begin SUPPLIED MATERIAL
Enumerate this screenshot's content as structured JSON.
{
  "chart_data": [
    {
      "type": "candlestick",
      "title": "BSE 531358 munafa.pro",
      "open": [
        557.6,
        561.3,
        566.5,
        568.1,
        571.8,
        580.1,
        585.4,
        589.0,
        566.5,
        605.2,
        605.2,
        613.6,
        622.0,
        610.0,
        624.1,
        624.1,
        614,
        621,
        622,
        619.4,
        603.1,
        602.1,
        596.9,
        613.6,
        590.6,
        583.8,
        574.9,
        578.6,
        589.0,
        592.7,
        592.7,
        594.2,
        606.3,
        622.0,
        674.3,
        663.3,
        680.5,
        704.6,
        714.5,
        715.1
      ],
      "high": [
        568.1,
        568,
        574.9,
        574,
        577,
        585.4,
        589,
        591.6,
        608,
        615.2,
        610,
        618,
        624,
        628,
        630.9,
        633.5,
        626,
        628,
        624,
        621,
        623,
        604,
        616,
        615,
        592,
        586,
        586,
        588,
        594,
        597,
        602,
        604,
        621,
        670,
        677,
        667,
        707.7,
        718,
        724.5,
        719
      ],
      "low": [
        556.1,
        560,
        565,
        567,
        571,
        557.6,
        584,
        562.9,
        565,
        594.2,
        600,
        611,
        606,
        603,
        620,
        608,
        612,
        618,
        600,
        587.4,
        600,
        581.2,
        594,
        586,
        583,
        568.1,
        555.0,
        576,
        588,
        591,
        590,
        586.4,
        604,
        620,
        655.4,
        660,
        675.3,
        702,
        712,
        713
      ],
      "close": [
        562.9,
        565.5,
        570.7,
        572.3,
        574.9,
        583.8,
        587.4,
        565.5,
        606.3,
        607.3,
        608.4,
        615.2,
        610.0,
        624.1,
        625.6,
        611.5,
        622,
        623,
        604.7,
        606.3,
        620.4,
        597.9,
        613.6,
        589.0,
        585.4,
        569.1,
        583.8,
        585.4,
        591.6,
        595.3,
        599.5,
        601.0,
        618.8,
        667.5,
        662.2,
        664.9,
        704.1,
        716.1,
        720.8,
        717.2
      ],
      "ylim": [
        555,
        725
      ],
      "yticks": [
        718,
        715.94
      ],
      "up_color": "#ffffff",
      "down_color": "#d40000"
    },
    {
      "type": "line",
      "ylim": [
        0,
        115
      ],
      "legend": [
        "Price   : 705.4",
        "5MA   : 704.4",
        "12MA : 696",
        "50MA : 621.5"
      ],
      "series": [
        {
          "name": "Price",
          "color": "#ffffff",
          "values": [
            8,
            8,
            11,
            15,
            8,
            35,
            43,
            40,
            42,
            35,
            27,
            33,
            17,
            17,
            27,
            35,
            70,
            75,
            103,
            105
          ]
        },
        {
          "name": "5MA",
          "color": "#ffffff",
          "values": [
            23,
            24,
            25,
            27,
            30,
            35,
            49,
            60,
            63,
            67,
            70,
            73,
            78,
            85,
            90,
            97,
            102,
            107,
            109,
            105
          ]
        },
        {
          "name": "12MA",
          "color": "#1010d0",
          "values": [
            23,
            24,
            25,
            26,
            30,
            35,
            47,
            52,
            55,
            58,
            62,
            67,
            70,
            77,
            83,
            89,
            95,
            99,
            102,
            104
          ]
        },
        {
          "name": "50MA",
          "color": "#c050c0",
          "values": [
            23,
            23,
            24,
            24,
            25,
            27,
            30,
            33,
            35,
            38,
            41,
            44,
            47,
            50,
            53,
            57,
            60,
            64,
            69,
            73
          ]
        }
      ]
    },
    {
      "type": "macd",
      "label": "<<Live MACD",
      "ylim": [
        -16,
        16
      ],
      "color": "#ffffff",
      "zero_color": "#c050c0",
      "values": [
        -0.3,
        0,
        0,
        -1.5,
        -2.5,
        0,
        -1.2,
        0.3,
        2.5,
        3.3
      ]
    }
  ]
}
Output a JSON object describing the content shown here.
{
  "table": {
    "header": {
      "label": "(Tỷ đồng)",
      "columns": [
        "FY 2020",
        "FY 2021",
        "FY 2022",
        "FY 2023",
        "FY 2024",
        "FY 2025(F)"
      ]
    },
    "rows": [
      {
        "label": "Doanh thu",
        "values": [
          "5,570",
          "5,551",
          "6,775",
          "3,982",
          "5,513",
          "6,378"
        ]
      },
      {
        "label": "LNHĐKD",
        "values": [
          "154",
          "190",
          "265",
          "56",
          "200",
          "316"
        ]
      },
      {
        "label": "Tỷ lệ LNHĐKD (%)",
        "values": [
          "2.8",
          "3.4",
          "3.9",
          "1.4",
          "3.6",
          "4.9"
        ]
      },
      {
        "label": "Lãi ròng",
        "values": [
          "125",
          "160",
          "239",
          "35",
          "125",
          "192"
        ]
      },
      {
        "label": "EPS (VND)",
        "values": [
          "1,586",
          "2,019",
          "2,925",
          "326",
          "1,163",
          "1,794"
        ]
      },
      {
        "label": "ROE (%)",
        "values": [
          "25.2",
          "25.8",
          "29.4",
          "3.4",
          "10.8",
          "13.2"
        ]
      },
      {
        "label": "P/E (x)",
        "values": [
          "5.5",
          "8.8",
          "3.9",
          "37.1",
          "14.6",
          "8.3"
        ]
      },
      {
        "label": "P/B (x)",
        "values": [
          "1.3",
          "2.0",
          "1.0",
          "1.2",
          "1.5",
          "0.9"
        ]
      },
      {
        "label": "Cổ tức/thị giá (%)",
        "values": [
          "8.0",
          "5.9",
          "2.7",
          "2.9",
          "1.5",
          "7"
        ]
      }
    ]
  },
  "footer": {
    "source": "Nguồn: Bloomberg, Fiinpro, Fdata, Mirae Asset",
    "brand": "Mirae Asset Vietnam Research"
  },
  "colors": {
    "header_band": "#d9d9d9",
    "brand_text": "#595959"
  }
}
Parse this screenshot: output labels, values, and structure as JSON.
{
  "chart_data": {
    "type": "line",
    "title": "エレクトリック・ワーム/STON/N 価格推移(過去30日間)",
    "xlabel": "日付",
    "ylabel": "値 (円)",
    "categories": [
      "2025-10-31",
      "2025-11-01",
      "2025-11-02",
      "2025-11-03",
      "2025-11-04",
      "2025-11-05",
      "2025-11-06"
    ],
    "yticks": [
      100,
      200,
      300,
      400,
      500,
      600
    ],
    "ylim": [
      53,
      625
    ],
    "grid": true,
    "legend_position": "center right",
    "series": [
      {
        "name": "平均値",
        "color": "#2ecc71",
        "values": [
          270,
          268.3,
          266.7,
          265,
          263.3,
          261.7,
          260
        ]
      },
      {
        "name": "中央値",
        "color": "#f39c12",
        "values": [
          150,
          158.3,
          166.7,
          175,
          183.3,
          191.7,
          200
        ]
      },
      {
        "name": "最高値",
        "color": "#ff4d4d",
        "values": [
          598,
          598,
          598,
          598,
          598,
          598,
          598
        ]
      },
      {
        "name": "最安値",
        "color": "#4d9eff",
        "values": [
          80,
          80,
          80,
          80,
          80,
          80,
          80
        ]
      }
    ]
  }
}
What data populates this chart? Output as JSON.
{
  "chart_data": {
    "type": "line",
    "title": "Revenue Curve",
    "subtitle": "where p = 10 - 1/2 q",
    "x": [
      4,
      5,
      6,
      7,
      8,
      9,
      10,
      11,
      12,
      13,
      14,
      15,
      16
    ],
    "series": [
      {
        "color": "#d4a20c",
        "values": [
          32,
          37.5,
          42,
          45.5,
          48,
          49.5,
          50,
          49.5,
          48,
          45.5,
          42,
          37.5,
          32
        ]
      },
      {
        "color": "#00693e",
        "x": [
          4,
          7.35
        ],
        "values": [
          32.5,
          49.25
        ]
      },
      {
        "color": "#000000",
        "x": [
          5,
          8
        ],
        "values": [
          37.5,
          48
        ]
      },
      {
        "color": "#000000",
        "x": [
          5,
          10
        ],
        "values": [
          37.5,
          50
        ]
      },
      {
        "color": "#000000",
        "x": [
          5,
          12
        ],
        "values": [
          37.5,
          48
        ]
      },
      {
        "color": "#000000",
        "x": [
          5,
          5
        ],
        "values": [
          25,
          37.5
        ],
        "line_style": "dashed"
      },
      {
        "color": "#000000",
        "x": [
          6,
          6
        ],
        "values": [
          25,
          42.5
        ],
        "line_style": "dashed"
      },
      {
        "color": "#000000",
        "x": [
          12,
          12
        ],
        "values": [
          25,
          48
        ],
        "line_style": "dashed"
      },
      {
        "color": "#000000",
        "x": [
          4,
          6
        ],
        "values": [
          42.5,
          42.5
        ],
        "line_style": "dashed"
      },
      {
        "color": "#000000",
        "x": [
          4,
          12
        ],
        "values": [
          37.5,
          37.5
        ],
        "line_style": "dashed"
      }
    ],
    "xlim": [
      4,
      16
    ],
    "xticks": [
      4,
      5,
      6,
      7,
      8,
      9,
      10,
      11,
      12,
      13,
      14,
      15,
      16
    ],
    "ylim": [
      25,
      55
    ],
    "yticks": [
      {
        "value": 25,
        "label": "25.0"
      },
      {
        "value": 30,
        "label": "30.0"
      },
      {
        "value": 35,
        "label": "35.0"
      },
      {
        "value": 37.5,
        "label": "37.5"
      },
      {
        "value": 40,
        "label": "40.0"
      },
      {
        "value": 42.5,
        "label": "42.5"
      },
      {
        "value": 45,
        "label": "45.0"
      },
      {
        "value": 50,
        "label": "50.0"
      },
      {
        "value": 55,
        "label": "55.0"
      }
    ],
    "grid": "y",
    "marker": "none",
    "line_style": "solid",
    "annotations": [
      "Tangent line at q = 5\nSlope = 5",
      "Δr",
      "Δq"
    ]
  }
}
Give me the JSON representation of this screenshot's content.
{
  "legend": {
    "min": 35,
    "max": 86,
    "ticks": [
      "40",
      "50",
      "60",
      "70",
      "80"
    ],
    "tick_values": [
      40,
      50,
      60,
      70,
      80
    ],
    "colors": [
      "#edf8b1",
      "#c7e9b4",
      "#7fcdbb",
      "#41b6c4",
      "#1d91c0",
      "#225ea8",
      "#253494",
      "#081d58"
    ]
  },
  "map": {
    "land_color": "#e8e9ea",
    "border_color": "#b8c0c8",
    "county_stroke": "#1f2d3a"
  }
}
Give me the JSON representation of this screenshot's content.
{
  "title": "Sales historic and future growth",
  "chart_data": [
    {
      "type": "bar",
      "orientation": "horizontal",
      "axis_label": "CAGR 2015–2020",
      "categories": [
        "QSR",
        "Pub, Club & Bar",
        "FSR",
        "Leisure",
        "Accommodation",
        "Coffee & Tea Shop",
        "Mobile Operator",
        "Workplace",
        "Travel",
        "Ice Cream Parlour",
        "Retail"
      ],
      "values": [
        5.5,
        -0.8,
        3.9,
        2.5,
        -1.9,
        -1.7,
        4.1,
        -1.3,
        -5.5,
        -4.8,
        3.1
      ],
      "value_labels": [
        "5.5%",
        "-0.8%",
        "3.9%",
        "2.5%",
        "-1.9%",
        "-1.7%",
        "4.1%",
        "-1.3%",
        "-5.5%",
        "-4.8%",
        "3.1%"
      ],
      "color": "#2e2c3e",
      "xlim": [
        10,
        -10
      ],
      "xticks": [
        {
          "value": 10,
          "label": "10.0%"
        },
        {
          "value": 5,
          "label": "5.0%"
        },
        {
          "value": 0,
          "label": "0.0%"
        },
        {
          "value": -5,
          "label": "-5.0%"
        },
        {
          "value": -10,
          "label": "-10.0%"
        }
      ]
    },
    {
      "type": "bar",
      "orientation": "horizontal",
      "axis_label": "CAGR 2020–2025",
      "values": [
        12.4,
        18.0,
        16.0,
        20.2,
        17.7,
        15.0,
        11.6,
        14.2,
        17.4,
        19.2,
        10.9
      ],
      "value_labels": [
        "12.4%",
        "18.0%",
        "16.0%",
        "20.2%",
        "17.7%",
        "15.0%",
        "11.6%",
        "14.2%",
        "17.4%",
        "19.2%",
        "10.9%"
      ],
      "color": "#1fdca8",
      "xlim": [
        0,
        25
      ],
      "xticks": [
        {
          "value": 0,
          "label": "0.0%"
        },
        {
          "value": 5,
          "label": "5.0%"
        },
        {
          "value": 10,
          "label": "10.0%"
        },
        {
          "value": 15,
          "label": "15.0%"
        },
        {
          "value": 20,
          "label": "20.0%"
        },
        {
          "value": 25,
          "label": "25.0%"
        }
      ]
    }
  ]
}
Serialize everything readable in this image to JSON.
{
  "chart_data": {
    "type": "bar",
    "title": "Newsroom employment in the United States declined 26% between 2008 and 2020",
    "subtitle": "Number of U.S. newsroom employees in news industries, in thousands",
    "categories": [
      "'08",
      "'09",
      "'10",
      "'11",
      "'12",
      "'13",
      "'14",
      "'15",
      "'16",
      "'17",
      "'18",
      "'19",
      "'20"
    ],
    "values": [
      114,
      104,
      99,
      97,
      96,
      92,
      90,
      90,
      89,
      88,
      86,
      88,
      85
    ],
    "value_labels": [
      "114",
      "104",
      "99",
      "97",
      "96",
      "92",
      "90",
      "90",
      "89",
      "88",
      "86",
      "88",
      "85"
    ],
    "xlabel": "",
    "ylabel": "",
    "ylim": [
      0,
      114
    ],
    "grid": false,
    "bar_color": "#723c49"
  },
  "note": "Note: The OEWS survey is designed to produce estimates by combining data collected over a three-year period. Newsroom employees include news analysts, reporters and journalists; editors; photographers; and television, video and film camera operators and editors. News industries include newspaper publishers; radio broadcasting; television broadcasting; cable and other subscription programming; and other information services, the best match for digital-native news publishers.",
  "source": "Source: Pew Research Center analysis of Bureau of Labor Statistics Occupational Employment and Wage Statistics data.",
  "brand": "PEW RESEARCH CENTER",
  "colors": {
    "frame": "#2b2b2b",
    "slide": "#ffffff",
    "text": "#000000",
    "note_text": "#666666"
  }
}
end SUPPLIED MATERIAL
▸ EXERCISE REQUIREMENTS: Copy out every line where the word "this" occurs.

▸ CORRECT RESPONSE:
Enumerate this screenshot's content as structured JSON.
Parse this screenshot: output labels, values, and structure as JSON.
What data populates this chart? Output as JSON.
Give me the JSON representation of this screenshot's content.
Give me the JSON representation of this screenshot's content.
Serialize everything readable in this image to JSON.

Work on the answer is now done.